## OBJECTIVE
Output every line below exactly.

## INFORMATION PROVIDED
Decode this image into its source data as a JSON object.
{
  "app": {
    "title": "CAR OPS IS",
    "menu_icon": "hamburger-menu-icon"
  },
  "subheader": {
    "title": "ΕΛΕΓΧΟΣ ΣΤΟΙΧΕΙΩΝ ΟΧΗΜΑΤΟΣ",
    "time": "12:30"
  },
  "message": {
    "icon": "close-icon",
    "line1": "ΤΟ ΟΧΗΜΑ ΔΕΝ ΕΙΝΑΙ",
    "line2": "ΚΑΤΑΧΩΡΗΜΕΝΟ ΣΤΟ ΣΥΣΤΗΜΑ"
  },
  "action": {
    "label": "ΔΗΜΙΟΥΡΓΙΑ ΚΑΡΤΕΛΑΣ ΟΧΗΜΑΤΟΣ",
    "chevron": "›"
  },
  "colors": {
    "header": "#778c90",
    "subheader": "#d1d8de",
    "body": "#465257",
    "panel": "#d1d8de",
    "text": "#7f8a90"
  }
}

## RESPONSE
Decode this image into its source data as a JSON object.
{
  "app": {
    "title": "CAR OPS IS",
    "menu_icon": "hamburger-menu-icon"
  },
  "subheader": {
    "title": "ΕΛΕΓΧΟΣ ΣΤΟΙΧΕΙΩΝ ΟΧΗΜΑΤΟΣ",
    "time": "12:30"
  },
  "message": {
    "icon": "close-icon",
    "line1": "ΤΟ ΟΧΗΜΑ ΔΕΝ ΕΙΝΑΙ",
    "line2": "ΚΑΤΑΧΩΡΗΜΕΝΟ ΣΤΟ ΣΥΣΤΗΜΑ"
  },
  "action": {
    "label": "ΔΗΜΙΟΥΡΓΙΑ ΚΑΡΤΕΛΑΣ ΟΧΗΜΑΤΟΣ",
    "chevron": "›"
  },
  "colors": {
    "header": "#778c90",
    "subheader": "#d1d8de",
    "body": "#465257",
    "panel": "#d1d8de",
    "text": "#7f8a90"
  }
}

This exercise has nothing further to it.